Description of the task
Count, in the entries, the lines with "name". Answer with the number only.

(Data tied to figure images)
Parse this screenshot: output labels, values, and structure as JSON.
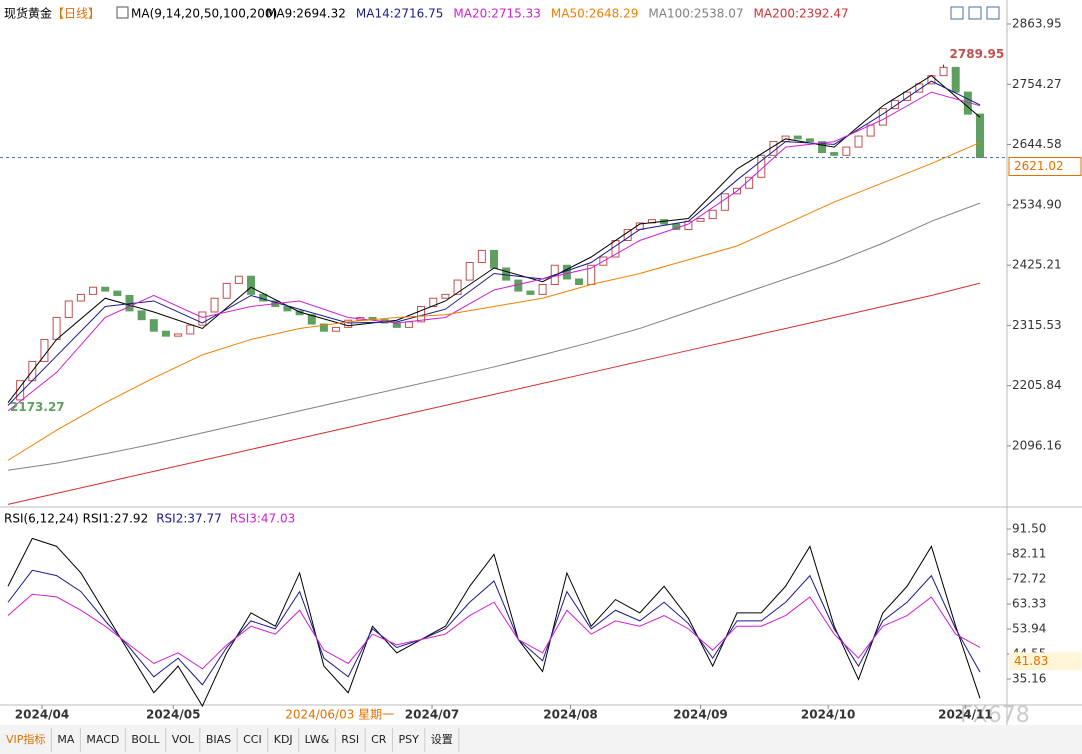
{
  "header": {
    "title": "现货黄金",
    "period": "【日线】",
    "ma_label": "MA(9,14,20,50,100,200)"
  },
  "chart_data": [
    {
      "type": "candlestick",
      "closes": [
        2180,
        2215,
        2250,
        2290,
        2330,
        2360,
        2372,
        2385,
        2378,
        2370,
        2342,
        2326,
        2305,
        2296,
        2300,
        2316,
        2340,
        2365,
        2392,
        2405,
        2372,
        2360,
        2350,
        2342,
        2335,
        2318,
        2305,
        2312,
        2325,
        2330,
        2326,
        2320,
        2312,
        2322,
        2350,
        2365,
        2372,
        2398,
        2430,
        2452,
        2420,
        2398,
        2378,
        2372,
        2390,
        2425,
        2400,
        2390,
        2425,
        2440,
        2470,
        2490,
        2502,
        2508,
        2500,
        2490,
        2505,
        2510,
        2525,
        2555,
        2565,
        2585,
        2625,
        2650,
        2660,
        2655,
        2650,
        2630,
        2625,
        2640,
        2660,
        2680,
        2710,
        2725,
        2740,
        2755,
        2770,
        2785,
        2740,
        2700,
        2621.02
      ],
      "up_color": "#c0504d",
      "down_color": "#5f9f5f",
      "ylim": [
        1988.8,
        2907.6
      ],
      "yticks": [
        {
          "value": 2863.95,
          "label": "2863.95"
        },
        {
          "value": 2754.27,
          "label": "2754.27"
        },
        {
          "value": 2644.58,
          "label": "2644.58"
        },
        {
          "value": 2534.9,
          "label": "2534.90"
        },
        {
          "value": 2425.21,
          "label": "2425.21"
        },
        {
          "value": 2315.53,
          "label": "2315.53"
        },
        {
          "value": 2205.84,
          "label": "2205.84"
        },
        {
          "value": 2096.16,
          "label": "2096.16"
        }
      ],
      "high": 2789.95,
      "low": 2173.27,
      "current": 2621.02,
      "ma_series": [
        {
          "name": "MA9:2694.32",
          "color": "#000000",
          "values": [
            2175,
            2290,
            2365,
            2340,
            2310,
            2385,
            2340,
            2315,
            2325,
            2360,
            2420,
            2395,
            2440,
            2500,
            2510,
            2600,
            2655,
            2640,
            2715,
            2770,
            2694.32
          ]
        },
        {
          "name": "MA14:2716.75",
          "color": "#1a1a8c",
          "values": [
            2170,
            2260,
            2350,
            2360,
            2320,
            2370,
            2345,
            2320,
            2322,
            2345,
            2410,
            2400,
            2430,
            2490,
            2505,
            2580,
            2650,
            2645,
            2700,
            2760,
            2716.75
          ]
        },
        {
          "name": "MA20:2715.33",
          "color": "#d020d0",
          "values": [
            2160,
            2230,
            2330,
            2370,
            2330,
            2350,
            2360,
            2330,
            2320,
            2330,
            2380,
            2400,
            2420,
            2470,
            2500,
            2560,
            2640,
            2650,
            2690,
            2740,
            2715.33
          ]
        },
        {
          "name": "MA50:2648.29",
          "color": "#f08000",
          "values": [
            2070,
            2125,
            2175,
            2220,
            2262,
            2290,
            2310,
            2322,
            2330,
            2335,
            2350,
            2365,
            2390,
            2410,
            2435,
            2460,
            2500,
            2540,
            2575,
            2610,
            2648.29
          ]
        },
        {
          "name": "MA100:2538.07",
          "color": "#808080",
          "values": [
            2052,
            2065,
            2082,
            2100,
            2120,
            2140,
            2160,
            2180,
            2200,
            2220,
            2240,
            2262,
            2285,
            2310,
            2340,
            2370,
            2400,
            2430,
            2465,
            2505,
            2538.07
          ]
        },
        {
          "name": "MA200:2392.47",
          "color": "#d03030",
          "values": [
            1990,
            2010,
            2030,
            2050,
            2070,
            2090,
            2110,
            2130,
            2150,
            2170,
            2190,
            2210,
            2230,
            2250,
            2270,
            2290,
            2310,
            2330,
            2350,
            2370,
            2392.47
          ]
        }
      ],
      "xticks": [
        {
          "value": 2.8,
          "label": "2024/04"
        },
        {
          "value": 13.6,
          "label": "2024/05"
        },
        {
          "value": 34.9,
          "label": "2024/07"
        },
        {
          "value": 46.3,
          "label": "2024/08"
        },
        {
          "value": 57,
          "label": "2024/09"
        },
        {
          "value": 67.5,
          "label": "2024/10"
        },
        {
          "value": 78.8,
          "label": "2024/11"
        }
      ],
      "cursor_tick": {
        "value": 27.3,
        "label": "2024/06/03 星期一"
      }
    },
    {
      "type": "line",
      "title": "RSI(6,12,24)",
      "series": [
        {
          "name": "RSI1:27.92",
          "color": "#000000",
          "values": [
            70,
            88,
            85,
            75,
            60,
            45,
            30,
            40,
            25,
            45,
            60,
            55,
            75,
            40,
            30,
            55,
            45,
            50,
            55,
            70,
            82,
            50,
            38,
            75,
            55,
            65,
            60,
            70,
            58,
            40,
            60,
            60,
            70,
            85,
            55,
            35,
            60,
            70,
            85,
            55,
            27.92
          ]
        },
        {
          "name": "RSI2:37.77",
          "color": "#1a1a8c",
          "values": [
            64,
            76,
            74,
            68,
            57,
            47,
            36,
            43,
            33,
            47,
            57,
            54,
            68,
            43,
            36,
            54,
            47,
            50,
            54,
            64,
            72,
            50,
            42,
            68,
            54,
            61,
            57,
            64,
            56,
            43,
            57,
            57,
            64,
            74,
            54,
            40,
            57,
            64,
            74,
            54,
            37.77
          ]
        },
        {
          "name": "RSI3:47.03",
          "color": "#d020d0",
          "values": [
            59,
            67,
            66,
            61,
            55,
            48,
            41,
            45,
            39,
            48,
            55,
            52,
            61,
            46,
            41,
            52,
            48,
            50,
            52,
            59,
            64,
            50,
            45,
            61,
            52,
            57,
            55,
            59,
            54,
            46,
            55,
            55,
            59,
            66,
            52,
            43,
            55,
            59,
            66,
            52,
            47.03
          ]
        }
      ],
      "ylim": [
        25.4,
        97.9
      ],
      "yticks": [
        {
          "value": 91.5,
          "label": "91.50"
        },
        82.11,
        72.72,
        63.33,
        53.94,
        44.55,
        35.16
      ],
      "marker": 41.83
    }
  ],
  "toolbar": [
    "VIP指标",
    "MA",
    "MACD",
    "BOLL",
    "VOL",
    "BIAS",
    "CCI",
    "KDJ",
    "LW&",
    "RSI",
    "CR",
    "PSY",
    "设置"
  ],
  "watermark": "FX678"
}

Exercise answer
9